>>
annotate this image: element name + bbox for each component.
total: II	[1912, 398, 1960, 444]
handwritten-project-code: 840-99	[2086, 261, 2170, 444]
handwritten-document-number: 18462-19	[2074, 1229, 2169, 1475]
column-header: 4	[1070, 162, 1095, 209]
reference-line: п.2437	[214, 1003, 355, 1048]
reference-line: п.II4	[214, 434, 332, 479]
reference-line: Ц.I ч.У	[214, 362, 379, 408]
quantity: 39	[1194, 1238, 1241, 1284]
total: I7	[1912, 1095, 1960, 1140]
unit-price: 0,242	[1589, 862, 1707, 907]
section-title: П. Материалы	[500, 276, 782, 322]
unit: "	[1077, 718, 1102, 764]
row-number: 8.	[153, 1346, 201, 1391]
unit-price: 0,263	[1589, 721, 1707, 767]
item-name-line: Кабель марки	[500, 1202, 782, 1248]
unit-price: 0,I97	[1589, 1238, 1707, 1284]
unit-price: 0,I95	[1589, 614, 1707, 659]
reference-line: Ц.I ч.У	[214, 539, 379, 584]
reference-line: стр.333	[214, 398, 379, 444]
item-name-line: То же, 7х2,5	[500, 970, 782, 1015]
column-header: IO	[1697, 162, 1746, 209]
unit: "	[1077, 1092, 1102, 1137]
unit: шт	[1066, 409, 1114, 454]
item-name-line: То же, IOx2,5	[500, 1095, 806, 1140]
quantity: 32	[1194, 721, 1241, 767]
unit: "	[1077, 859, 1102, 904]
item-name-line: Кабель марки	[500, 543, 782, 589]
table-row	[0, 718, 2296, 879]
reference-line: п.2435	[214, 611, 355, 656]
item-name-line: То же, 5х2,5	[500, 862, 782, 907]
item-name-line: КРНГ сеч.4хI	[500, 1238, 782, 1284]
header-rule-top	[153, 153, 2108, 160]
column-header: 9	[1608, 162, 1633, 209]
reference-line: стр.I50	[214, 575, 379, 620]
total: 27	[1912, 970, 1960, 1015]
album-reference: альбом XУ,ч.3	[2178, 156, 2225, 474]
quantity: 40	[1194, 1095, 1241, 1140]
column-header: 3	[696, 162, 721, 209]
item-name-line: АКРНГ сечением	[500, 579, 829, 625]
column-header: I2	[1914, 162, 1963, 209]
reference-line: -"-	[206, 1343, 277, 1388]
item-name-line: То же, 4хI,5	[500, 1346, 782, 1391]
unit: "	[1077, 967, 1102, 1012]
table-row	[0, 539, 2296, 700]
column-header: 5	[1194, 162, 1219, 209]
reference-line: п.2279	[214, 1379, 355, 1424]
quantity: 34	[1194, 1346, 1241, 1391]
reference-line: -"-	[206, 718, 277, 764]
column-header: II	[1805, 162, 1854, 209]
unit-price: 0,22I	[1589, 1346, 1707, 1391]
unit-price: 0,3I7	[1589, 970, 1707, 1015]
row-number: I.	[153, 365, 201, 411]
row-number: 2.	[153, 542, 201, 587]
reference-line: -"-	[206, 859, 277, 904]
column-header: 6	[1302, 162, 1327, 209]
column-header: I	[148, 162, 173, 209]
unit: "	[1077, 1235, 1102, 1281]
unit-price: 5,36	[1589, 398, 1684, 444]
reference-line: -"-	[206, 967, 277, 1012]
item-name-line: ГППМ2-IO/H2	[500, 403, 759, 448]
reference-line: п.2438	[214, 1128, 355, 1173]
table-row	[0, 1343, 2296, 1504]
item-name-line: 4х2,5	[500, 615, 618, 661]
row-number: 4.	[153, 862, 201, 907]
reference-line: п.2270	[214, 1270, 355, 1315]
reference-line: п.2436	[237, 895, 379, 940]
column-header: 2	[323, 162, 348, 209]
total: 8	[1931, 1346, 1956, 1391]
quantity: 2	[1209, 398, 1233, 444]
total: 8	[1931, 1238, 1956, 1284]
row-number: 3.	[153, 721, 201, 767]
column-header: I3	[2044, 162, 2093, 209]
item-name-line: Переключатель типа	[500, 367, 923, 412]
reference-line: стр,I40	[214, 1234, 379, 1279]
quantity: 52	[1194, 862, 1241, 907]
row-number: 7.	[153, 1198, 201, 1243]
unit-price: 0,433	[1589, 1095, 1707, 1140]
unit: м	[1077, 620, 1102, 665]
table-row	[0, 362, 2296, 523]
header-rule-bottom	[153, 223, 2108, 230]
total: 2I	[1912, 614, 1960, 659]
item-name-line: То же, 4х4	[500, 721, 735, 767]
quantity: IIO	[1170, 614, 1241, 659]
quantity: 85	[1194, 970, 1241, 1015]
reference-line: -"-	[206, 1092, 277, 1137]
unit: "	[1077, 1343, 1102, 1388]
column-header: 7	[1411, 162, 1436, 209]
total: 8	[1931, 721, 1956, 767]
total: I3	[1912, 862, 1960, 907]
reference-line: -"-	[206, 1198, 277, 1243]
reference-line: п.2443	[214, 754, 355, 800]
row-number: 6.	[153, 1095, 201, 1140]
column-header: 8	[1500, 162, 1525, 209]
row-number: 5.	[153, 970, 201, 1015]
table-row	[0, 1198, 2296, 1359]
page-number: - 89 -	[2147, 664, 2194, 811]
<<
Work to complete:
List each line in the entries above that contains the word "Кабель".

Solution for this problem:
item-name-line: Кабель марки	[500, 1202, 782, 1248]
item-name-line: Кабель марки	[500, 543, 782, 589]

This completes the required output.